■ Instruction ■
Your answer is a single number: how many lines hold the word "Secretary"?

☆ ☆ ☆ ☆ ☆

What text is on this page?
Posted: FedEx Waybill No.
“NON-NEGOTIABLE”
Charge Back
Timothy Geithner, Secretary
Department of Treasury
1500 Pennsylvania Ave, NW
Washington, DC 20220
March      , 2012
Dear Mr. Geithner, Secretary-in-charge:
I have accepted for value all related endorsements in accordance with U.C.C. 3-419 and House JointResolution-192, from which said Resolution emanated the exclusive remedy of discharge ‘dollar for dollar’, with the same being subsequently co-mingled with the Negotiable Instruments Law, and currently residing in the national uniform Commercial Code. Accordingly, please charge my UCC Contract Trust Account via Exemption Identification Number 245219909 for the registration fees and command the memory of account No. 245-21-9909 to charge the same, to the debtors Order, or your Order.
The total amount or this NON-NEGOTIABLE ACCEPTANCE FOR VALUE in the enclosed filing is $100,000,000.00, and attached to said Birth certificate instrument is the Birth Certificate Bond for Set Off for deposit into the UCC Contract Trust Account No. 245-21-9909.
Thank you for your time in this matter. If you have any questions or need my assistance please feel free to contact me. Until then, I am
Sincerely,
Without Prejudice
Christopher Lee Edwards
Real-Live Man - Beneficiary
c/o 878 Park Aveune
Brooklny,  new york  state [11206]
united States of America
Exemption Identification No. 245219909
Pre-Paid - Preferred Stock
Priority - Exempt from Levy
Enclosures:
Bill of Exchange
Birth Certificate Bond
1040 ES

☆ ☆ ☆ ☆ ☆

■ Correct output ■
2